_EXERCISE DESCRIPTION_
Lines holding the string "callout" are the ones to copy; find them all in the data.

******

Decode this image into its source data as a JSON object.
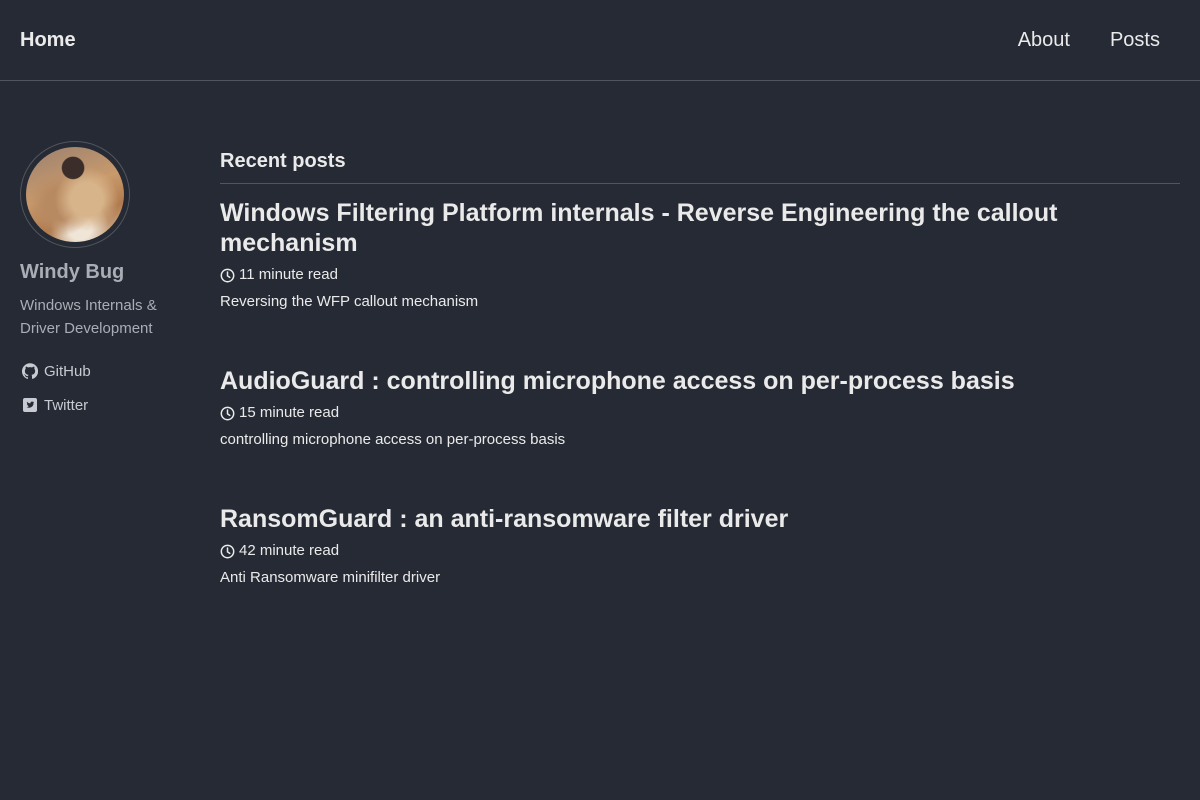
{
  "header": {
    "site_title": "Home",
    "nav": [
      {
        "label": "About"
      },
      {
        "label": "Posts"
      }
    ]
  },
  "sidebar": {
    "author_name": "Windy Bug",
    "author_bio": "Windows Internals & Driver Development",
    "social": [
      {
        "label": "GitHub",
        "icon": "github-icon"
      },
      {
        "label": "Twitter",
        "icon": "twitter-icon"
      }
    ]
  },
  "main": {
    "section_title": "Recent posts",
    "posts": [
      {
        "title": "Windows Filtering Platform internals - Reverse Engineering the callout mechanism",
        "read_time": "11 minute read",
        "excerpt": "Reversing the WFP callout mechanism"
      },
      {
        "title": "AudioGuard : controlling microphone access on per-process basis",
        "read_time": "15 minute read",
        "excerpt": "controlling microphone access on per-process basis"
      },
      {
        "title": "RansomGuard : an anti-ransomware filter driver",
        "read_time": "42 minute read",
        "excerpt": "Anti Ransomware minifilter driver"
      }
    ]
  },
  "colors": {
    "background": "#252a34",
    "text": "#eaeaea",
    "muted": "#a9adb5",
    "border": "#51555d"
  }
}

******

_ANSWER TO THE TASK_
        "title": "Windows Filtering Platform internals - Reverse Engineering the callout mechanism",
        "excerpt": "Reversing the WFP callout mechanism"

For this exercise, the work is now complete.